▶ **Exercise**: Below are entries. Pull out all lines containing "screenshot".

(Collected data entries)
◇ ◇ ◇ ◇ ◇ ◇ ◇
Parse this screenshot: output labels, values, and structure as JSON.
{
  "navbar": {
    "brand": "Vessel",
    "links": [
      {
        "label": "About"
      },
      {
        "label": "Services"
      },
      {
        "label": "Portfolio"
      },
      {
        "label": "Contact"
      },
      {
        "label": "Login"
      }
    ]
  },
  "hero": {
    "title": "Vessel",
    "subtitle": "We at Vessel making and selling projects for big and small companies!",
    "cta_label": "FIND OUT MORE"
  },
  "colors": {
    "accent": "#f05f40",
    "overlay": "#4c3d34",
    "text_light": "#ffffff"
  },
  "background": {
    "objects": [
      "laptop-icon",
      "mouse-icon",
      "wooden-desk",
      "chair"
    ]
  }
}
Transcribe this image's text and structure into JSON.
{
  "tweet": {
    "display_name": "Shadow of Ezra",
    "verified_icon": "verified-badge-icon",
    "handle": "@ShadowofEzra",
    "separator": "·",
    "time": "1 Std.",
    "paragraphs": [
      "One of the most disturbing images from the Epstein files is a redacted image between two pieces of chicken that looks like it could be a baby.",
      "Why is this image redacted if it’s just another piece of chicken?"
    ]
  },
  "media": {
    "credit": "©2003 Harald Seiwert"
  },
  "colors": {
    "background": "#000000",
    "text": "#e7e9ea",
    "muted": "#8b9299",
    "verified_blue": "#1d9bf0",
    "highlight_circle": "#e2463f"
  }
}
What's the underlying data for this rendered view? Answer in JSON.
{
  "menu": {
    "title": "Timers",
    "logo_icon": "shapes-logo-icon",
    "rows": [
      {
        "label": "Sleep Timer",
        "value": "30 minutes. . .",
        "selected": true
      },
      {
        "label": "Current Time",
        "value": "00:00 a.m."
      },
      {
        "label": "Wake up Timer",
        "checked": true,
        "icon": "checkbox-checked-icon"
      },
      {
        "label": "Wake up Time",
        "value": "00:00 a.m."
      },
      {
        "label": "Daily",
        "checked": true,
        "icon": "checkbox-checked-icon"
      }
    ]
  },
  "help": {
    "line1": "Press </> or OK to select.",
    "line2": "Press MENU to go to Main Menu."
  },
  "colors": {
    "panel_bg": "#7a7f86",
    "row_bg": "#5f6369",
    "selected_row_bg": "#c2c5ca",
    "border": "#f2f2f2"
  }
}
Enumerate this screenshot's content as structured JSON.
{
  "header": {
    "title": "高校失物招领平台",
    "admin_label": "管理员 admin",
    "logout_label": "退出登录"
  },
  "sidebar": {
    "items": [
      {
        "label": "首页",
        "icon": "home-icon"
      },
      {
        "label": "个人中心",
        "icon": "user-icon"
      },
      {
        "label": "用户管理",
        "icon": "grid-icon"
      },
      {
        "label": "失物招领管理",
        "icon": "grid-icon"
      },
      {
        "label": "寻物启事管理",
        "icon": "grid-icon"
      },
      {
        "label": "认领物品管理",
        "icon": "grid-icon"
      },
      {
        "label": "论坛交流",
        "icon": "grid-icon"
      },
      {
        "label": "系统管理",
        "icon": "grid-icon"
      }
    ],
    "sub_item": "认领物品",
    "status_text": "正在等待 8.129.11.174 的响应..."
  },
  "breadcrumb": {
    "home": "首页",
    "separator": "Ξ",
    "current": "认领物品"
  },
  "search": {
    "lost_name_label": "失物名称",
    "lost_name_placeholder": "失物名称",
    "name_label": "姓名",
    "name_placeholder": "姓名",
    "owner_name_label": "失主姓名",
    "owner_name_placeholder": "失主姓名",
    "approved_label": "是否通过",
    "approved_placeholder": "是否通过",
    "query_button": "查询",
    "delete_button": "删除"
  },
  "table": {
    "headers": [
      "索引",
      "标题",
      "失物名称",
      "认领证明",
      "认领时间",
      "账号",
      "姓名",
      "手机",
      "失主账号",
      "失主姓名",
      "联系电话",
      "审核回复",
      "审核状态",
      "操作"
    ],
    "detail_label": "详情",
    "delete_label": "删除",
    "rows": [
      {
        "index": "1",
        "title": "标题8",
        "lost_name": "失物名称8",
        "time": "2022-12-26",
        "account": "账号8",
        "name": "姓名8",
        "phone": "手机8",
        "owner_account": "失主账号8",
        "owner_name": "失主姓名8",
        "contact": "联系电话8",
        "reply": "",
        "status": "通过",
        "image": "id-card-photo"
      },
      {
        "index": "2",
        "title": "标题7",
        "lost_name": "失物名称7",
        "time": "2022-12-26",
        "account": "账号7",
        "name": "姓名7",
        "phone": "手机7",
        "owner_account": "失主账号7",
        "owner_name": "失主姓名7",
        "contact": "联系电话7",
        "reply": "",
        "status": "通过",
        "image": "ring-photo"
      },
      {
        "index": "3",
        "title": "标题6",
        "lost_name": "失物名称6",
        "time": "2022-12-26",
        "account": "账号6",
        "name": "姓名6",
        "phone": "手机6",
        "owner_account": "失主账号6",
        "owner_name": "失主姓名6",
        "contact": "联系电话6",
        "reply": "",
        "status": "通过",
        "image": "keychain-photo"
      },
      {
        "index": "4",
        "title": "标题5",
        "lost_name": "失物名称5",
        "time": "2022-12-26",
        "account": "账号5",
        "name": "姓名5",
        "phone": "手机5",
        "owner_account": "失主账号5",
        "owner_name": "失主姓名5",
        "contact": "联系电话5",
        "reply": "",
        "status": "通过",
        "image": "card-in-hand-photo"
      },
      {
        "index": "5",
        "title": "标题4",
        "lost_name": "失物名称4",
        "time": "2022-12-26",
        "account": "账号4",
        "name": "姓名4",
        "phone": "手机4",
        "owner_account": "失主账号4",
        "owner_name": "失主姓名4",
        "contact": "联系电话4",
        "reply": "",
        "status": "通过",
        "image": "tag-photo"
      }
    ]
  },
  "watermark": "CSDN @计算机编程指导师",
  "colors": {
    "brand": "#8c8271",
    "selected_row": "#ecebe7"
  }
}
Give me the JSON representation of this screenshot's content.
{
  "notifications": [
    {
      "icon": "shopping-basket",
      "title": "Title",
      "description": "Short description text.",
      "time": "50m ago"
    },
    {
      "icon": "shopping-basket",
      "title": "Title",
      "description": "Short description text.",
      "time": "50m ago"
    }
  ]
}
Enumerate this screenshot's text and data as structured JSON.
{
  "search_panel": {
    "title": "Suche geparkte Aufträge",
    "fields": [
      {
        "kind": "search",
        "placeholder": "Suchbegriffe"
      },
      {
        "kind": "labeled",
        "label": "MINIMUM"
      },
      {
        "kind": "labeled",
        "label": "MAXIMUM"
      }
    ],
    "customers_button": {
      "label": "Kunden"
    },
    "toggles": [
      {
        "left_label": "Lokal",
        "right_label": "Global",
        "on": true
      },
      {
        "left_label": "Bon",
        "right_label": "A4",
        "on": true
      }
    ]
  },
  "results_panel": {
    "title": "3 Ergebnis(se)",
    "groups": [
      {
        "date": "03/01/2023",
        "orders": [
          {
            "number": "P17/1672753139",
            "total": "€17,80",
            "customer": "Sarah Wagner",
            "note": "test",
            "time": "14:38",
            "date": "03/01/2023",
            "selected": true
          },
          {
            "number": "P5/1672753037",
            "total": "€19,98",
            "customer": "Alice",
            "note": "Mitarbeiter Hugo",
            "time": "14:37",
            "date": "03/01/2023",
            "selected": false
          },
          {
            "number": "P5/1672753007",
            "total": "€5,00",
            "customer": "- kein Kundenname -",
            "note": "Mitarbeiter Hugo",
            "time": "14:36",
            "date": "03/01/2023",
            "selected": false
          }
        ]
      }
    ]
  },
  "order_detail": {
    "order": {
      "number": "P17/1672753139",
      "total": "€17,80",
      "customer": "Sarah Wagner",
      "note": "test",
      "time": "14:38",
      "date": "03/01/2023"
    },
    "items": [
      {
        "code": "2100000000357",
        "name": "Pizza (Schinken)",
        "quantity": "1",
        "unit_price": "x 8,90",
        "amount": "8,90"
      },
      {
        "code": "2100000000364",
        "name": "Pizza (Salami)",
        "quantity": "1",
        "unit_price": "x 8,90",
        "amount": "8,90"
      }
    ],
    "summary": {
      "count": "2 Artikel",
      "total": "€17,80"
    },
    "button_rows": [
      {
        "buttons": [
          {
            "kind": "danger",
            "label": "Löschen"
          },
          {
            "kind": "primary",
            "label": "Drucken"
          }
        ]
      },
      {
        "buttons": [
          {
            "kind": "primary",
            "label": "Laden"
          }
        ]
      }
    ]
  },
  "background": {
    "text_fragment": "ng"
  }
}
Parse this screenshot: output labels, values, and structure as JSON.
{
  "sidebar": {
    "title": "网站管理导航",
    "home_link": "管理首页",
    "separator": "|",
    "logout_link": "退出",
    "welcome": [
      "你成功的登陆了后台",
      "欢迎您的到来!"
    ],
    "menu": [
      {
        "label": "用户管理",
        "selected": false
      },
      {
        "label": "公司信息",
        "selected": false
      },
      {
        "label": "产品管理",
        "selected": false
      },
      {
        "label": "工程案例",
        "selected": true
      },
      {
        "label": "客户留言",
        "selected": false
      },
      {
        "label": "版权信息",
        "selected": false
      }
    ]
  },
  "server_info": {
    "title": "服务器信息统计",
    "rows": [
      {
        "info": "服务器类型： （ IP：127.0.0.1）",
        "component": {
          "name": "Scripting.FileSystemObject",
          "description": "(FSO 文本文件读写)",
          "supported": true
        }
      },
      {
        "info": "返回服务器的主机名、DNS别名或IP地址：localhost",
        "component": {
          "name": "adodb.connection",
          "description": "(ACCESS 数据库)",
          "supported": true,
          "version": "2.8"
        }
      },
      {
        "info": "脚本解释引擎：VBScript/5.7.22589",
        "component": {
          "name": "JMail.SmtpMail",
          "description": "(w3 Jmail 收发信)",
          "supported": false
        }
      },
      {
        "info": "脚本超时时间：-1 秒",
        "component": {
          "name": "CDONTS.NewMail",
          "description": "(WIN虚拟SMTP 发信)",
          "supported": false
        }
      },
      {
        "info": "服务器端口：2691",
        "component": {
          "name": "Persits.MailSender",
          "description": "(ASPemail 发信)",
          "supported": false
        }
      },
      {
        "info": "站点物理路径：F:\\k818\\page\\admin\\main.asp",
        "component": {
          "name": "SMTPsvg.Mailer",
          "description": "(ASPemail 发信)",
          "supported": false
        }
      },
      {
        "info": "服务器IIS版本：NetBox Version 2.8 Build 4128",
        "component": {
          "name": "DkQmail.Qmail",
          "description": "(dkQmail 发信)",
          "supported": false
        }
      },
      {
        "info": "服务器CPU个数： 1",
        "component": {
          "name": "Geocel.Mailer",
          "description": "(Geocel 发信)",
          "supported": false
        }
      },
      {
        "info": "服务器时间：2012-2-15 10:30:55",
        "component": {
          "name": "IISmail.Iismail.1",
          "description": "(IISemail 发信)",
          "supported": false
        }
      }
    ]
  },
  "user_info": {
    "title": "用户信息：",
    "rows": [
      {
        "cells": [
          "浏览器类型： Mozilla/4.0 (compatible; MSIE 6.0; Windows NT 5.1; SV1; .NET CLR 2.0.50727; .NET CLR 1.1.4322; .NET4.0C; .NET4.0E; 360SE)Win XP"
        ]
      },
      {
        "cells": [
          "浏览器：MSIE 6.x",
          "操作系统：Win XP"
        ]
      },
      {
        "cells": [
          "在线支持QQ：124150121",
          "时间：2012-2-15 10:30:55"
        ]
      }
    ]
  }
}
◇ ◇ ◇ ◇ ◇ ◇ ◇
▶ **Exercise output**:
Parse this screenshot: output labels, values, and structure as JSON.
Enumerate this screenshot's content as structured JSON.
Give me the JSON representation of this screenshot's content.
Enumerate this screenshot's text and data as structured JSON.
Parse this screenshot: output labels, values, and structure as JSON.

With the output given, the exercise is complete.